# Extracted data

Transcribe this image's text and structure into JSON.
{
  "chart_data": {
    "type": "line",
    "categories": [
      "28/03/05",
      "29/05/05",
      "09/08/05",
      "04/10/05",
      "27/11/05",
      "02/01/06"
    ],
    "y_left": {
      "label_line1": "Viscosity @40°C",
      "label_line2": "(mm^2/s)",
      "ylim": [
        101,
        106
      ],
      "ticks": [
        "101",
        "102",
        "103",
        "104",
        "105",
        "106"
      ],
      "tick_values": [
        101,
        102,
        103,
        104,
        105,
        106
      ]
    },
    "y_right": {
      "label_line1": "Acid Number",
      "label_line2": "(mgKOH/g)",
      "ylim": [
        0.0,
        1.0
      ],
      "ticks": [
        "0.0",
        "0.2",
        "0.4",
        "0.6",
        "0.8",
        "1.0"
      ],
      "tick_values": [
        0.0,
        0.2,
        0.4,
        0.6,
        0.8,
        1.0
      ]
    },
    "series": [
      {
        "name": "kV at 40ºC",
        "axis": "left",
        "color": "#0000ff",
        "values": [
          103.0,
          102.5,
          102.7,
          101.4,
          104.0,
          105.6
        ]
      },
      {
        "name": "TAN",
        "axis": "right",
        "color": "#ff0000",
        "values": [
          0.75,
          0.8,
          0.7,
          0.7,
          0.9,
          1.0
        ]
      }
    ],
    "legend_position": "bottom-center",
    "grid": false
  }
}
--
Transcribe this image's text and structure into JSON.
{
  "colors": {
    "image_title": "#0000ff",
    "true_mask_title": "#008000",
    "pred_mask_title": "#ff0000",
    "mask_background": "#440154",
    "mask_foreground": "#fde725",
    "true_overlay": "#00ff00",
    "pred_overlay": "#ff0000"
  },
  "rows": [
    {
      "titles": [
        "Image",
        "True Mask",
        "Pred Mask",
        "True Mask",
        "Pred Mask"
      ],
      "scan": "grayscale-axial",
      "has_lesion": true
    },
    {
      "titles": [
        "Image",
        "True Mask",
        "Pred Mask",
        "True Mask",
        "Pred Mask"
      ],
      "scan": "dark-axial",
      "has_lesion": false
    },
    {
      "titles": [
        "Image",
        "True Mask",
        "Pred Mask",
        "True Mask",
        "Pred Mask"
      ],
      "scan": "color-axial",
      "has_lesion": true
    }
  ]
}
--
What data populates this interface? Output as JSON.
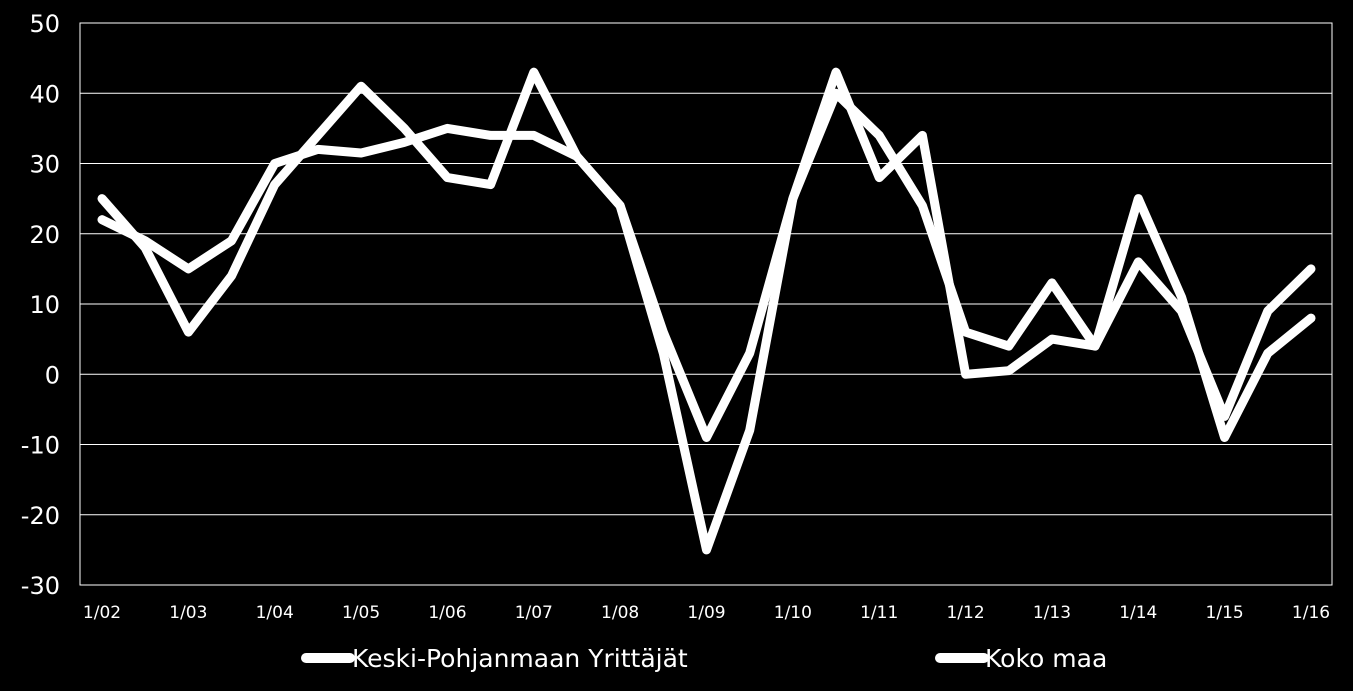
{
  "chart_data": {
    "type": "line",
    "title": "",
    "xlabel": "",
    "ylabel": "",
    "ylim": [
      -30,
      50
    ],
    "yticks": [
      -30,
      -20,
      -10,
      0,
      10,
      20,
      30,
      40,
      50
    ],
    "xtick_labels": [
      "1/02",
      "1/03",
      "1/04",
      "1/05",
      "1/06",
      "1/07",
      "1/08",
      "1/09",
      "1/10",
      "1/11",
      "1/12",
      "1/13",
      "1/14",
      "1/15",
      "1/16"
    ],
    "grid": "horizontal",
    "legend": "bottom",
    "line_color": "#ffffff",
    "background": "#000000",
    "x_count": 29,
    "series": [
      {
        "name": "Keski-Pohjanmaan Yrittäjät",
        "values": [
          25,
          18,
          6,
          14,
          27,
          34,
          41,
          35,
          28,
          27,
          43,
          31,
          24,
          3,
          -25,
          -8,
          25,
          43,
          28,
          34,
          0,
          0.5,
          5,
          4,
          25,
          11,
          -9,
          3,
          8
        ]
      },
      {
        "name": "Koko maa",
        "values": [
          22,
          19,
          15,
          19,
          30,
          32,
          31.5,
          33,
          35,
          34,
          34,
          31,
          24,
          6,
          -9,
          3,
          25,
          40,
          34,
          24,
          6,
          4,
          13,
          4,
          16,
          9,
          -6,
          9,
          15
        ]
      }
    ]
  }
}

# Work to do
Return every line holding the word "axial" from the records.

# The answer
      "scan": "grayscale-axial",
      "scan": "dark-axial",
      "scan": "color-axial",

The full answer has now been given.